Records to use:
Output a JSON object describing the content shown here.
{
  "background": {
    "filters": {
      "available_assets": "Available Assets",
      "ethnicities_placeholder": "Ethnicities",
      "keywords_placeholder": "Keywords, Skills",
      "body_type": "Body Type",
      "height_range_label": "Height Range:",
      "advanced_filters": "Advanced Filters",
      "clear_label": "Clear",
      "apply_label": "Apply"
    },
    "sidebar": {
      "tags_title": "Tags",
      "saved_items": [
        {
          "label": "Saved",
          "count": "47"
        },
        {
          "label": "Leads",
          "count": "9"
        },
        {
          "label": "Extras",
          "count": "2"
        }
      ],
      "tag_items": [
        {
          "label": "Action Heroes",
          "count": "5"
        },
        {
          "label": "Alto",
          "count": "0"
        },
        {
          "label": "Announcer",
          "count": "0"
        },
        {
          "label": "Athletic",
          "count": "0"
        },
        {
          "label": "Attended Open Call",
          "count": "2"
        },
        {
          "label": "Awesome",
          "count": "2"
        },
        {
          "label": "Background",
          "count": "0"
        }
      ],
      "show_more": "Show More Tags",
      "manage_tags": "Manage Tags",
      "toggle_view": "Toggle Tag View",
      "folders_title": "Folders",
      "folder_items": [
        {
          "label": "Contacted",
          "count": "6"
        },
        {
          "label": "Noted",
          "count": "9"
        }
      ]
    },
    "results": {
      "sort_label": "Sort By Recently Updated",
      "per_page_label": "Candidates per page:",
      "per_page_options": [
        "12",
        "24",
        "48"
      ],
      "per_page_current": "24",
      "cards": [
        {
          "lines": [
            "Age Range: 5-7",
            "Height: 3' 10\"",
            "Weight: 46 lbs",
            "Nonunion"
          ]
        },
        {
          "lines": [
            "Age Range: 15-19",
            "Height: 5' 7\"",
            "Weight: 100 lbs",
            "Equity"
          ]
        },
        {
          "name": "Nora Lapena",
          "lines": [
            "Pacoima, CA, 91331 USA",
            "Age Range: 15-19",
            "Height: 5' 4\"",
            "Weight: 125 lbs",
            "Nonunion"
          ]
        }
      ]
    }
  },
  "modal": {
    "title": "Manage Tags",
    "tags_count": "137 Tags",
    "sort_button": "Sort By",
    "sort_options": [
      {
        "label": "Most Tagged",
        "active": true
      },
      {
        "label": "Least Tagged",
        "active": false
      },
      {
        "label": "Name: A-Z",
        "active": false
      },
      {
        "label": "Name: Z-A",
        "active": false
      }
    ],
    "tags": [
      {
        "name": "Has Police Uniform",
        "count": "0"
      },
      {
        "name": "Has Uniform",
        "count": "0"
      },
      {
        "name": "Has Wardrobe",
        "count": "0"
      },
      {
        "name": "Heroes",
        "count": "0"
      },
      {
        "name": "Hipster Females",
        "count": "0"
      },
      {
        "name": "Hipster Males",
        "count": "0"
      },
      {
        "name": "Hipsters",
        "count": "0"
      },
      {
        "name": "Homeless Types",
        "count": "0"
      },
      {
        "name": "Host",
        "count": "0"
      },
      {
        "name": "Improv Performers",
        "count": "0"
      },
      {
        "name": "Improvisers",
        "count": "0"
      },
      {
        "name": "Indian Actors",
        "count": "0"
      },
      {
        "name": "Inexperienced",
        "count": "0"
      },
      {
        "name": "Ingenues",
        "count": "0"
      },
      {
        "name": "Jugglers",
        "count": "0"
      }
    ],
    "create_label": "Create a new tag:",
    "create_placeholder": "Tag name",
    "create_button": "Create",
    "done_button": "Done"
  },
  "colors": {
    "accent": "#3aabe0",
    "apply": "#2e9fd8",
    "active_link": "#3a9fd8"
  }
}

Exercise goal: Provide an exact reproduction of all the entries shown above.

Written response:
Output a JSON object describing the content shown here.
{
  "background": {
    "filters": {
      "available_assets": "Available Assets",
      "ethnicities_placeholder": "Ethnicities",
      "keywords_placeholder": "Keywords, Skills",
      "body_type": "Body Type",
      "height_range_label": "Height Range:",
      "advanced_filters": "Advanced Filters",
      "clear_label": "Clear",
      "apply_label": "Apply"
    },
    "sidebar": {
      "tags_title": "Tags",
      "saved_items": [
        {
          "label": "Saved",
          "count": "47"
        },
        {
          "label": "Leads",
          "count": "9"
        },
        {
          "label": "Extras",
          "count": "2"
        }
      ],
      "tag_items": [
        {
          "label": "Action Heroes",
          "count": "5"
        },
        {
          "label": "Alto",
          "count": "0"
        },
        {
          "label": "Announcer",
          "count": "0"
        },
        {
          "label": "Athletic",
          "count": "0"
        },
        {
          "label": "Attended Open Call",
          "count": "2"
        },
        {
          "label": "Awesome",
          "count": "2"
        },
        {
          "label": "Background",
          "count": "0"
        }
      ],
      "show_more": "Show More Tags",
      "manage_tags": "Manage Tags",
      "toggle_view": "Toggle Tag View",
      "folders_title": "Folders",
      "folder_items": [
        {
          "label": "Contacted",
          "count": "6"
        },
        {
          "label": "Noted",
          "count": "9"
        }
      ]
    },
    "results": {
      "sort_label": "Sort By Recently Updated",
      "per_page_label": "Candidates per page:",
      "per_page_options": [
        "12",
        "24",
        "48"
      ],
      "per_page_current": "24",
      "cards": [
        {
          "lines": [
            "Age Range: 5-7",
            "Height: 3' 10\"",
            "Weight: 46 lbs",
            "Nonunion"
          ]
        },
        {
          "lines": [
            "Age Range: 15-19",
            "Height: 5' 7\"",
            "Weight: 100 lbs",
            "Equity"
          ]
        },
        {
          "name": "Nora Lapena",
          "lines": [
            "Pacoima, CA, 91331 USA",
            "Age Range: 15-19",
            "Height: 5' 4\"",
            "Weight: 125 lbs",
            "Nonunion"
          ]
        }
      ]
    }
  },
  "modal": {
    "title": "Manage Tags",
    "tags_count": "137 Tags",
    "sort_button": "Sort By",
    "sort_options": [
      {
        "label": "Most Tagged",
        "active": true
      },
      {
        "label": "Least Tagged",
        "active": false
      },
      {
        "label": "Name: A-Z",
        "active": false
      },
      {
        "label": "Name: Z-A",
        "active": false
      }
    ],
    "tags": [
      {
        "name": "Has Police Uniform",
        "count": "0"
      },
      {
        "name": "Has Uniform",
        "count": "0"
      },
      {
        "name": "Has Wardrobe",
        "count": "0"
      },
      {
        "name": "Heroes",
        "count": "0"
      },
      {
        "name": "Hipster Females",
        "count": "0"
      },
      {
        "name": "Hipster Males",
        "count": "0"
      },
      {
        "name": "Hipsters",
        "count": "0"
      },
      {
        "name": "Homeless Types",
        "count": "0"
      },
      {
        "name": "Host",
        "count": "0"
      },
      {
        "name": "Improv Performers",
        "count": "0"
      },
      {
        "name": "Improvisers",
        "count": "0"
      },
      {
        "name": "Indian Actors",
        "count": "0"
      },
      {
        "name": "Inexperienced",
        "count": "0"
      },
      {
        "name": "Ingenues",
        "count": "0"
      },
      {
        "name": "Jugglers",
        "count": "0"
      }
    ],
    "create_label": "Create a new tag:",
    "create_placeholder": "Tag name",
    "create_button": "Create",
    "done_button": "Done"
  },
  "colors": {
    "accent": "#3aabe0",
    "apply": "#2e9fd8",
    "active_link": "#3a9fd8"
  }
}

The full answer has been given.